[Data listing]
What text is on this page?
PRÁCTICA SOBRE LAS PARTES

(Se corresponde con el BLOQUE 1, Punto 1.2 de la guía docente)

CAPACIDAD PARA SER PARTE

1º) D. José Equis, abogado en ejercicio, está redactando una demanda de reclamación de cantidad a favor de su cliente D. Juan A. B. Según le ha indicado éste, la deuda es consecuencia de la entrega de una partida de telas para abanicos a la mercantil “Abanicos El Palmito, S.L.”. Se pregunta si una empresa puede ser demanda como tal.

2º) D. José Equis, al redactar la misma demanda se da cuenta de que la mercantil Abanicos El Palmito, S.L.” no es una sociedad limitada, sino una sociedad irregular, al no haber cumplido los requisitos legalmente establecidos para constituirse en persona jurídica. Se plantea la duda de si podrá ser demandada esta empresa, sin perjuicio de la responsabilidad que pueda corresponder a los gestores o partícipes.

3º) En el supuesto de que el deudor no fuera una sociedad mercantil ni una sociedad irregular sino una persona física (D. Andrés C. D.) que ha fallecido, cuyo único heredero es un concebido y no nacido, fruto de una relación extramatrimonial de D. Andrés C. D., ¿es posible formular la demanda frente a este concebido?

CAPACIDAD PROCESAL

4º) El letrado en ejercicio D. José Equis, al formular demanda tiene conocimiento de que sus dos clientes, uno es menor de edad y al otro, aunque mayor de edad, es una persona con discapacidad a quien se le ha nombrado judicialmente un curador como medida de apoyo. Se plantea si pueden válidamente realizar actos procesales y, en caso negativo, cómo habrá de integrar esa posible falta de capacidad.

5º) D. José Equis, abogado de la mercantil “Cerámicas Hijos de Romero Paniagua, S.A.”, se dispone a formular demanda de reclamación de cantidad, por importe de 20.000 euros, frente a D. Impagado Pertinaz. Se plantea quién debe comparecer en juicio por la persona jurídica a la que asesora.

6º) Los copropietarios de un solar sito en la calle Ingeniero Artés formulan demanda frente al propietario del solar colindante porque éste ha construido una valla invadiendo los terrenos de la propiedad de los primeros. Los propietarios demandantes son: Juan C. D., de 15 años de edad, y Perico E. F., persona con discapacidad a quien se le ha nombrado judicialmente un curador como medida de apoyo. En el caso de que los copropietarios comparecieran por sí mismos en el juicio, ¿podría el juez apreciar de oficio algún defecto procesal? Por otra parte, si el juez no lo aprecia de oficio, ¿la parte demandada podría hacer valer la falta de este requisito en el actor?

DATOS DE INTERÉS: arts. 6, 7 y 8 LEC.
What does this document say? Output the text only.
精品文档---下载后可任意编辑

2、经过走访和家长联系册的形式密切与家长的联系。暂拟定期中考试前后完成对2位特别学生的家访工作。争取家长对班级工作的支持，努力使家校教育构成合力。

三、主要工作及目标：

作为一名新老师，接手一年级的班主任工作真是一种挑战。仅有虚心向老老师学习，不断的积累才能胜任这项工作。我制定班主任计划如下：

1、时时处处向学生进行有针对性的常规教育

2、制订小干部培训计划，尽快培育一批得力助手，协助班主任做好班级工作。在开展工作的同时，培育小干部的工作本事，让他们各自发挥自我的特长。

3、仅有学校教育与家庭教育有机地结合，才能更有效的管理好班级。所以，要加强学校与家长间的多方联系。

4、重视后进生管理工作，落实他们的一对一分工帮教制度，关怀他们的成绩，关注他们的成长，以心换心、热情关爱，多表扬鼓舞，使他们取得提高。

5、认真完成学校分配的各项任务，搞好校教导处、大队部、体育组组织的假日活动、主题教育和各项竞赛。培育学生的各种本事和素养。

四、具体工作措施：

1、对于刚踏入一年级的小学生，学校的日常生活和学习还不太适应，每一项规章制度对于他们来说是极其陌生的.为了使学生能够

## EXERCISE OBJECTIVE
In the data above, how many lines contain the string "sociedad"? Answer with the number only.

## WRITTEN ANSWER
2